La khirqa est à l’origine le don que fait le cheikh à son disciple pour marquer son entrée dans la Voie spirituelle. Ce peut-être un vêtement, un turban ou même une pièce de tissu mais le symbole est le même : l’aspirant porte la khirqa de la même façon qu’il porte l’influx spirituel du maître. En d’autres termes, le nouveau disciple est recouvert d’une bénédiction et d’une protection spéciale qui prend sa source dans la personne du Prophète. Dans ses développements les plus élevés, il est possible que cette transmission concerne le secret spirituel (Sirr) explicité plus haut. D’une manière générale et pour l’époque qui nous intéresse (XIIe et XIIIe siècles), la khirqa exprime la diffusion d’une influence initiatique généralement assez lâche et éparse.

Ce mode d’enseignement est certes plus structuré que le simple compagnonnage (suhba) des soufis d’autrefois (du VIIIe au XIIe siècle) mais ne l’est pas encore autant que le seront les groupes communautaires centrés sur un cheikh et que nous nommerons confréries ou turuq (pluriel de tariqa) à partir du XVe siècle. Des facteurs historiques vont être d’une importance majeure dans la suite de l’évolution des voies soufies. Au niveau politique l’affaiblissement du califat abbasside dès le milieu du IXe siècle divise l’empire et laisse la place à plusieurs mouvements chiites. L’un d’eux, parti de l’ancienne Ifriqiya conquiert l’Égypte, y fonde Le Caire et pousse jusqu’à la côte occidentale de l’Arabie. Les Fatimides (969-1171) qui contrôle dès lors les villes saintes de La Mecque et de Médine lorgnent à présent sur l’Iran. Bagdad est aux mains d’une autre dynastie non moins chiite, les Buyides (935-1055). Le calife impuissant de cet empire Abbasside moribond est néanmoins resté sunnite. En 1055, il appelle les Turcs Seldjoukides qui renversent les Buyides et stoppent l’avancée des Fatimides d’Égypte. La nouvelle dynastie Seldjoukide et bientôt les Ayyoubides (1171-1250) successeurs des Fatimides vont rétablirent le sunnisme et solliciter pour cela les maîtres soufis dont le charisme sera bien plus rassembleur que n’importe quel autre discours religieux.

Plus tard, dans la première moitié du XIIIe siècle, les invasions mongols déferlent sur toute l’Asie, entraînant la ruine de riches cités ainsi que l’exode d’une grande masse de population vers l’Ouest. Dans ce contexte, les soufis vont offrir à cette vague de migrants un réseau de solidarité qui contribuera grandement à leur rayonnement et à leur popularité auprès du commun des croyants. Mais faisons place à présent à ces célèbres maîtres qui attachèrent leur nom aux confréries d’aujourd’hui.

· · · · · · ·

CONSIGNE 1:
Répondez à ces questions à l’aide du texte :
(a) Quelles formes la khirqa peut-elle prendre ?
(b) Quelle ville les Fatimides fondent-ils en Égypte ?
(c) En quelle année le calife appelle-t-il les Turcs Seldjoukides ?
CONSIGNE 2:
Pour chaque affirmation, dites si le texte la confirme ou non, en citant les mots qui tranchent :
(a) Bagdad était contrôlée par les Buyides.
(b) Le calife abbasside était devenu chiite.
(c) Les invasions mongoles ont eu lieu dans la seconde moitié du XIIIe siècle.

EXTRAIT DES DONNÉES:
· · · · · · ·

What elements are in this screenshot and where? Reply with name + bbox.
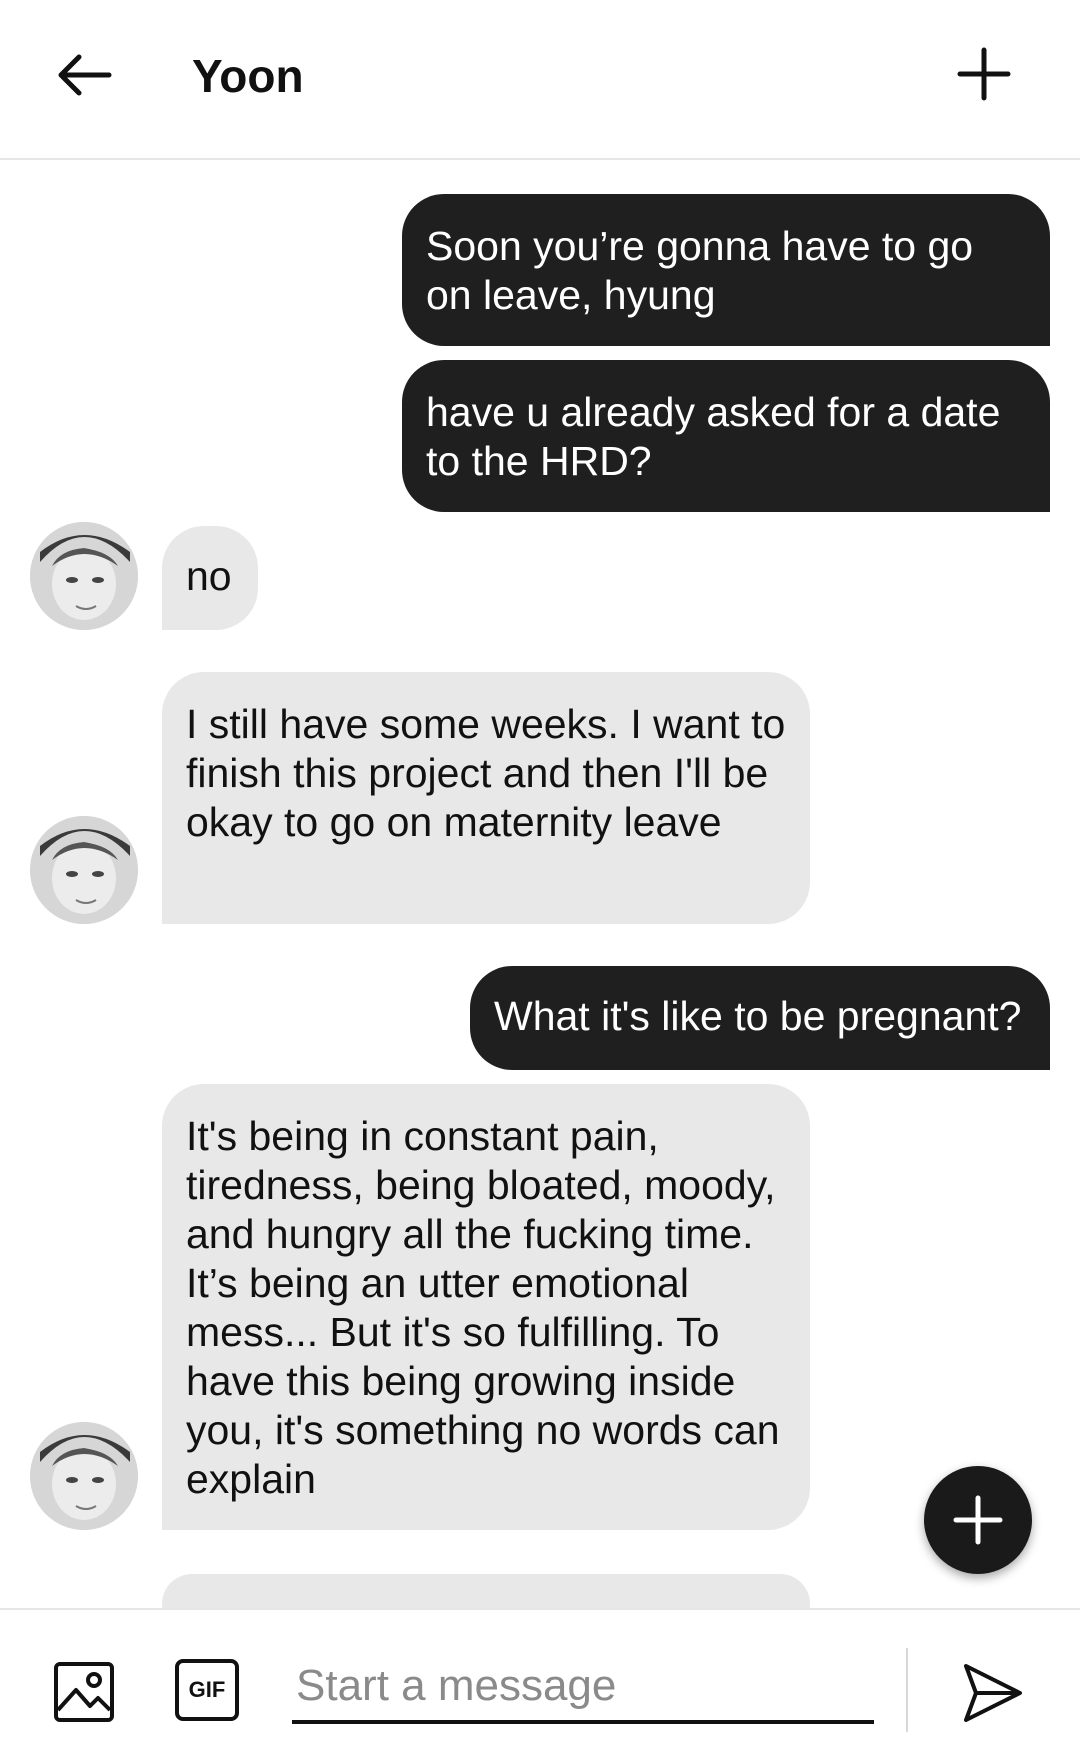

· · · · · · ·

RÉPONSE RÉDIGÉE 1:
(a) Un vêtement, un turban ou même une pièce de tissu.
(b) Le Caire.
(c) En 1055.

RÉPONSE RÉDIGÉE 2:
(a) Oui : « Bagdad est aux mains d’une autre dynastie non moins chiite, les Buyides (935-1055). »
(b) Non : « Le calife impuissant de cet empire Abbasside moribond est néanmoins resté sunnite. »
(c) Non : « dans la première moitié du XIIIe siècle, les invasions mongols déferlent sur toute l’Asie »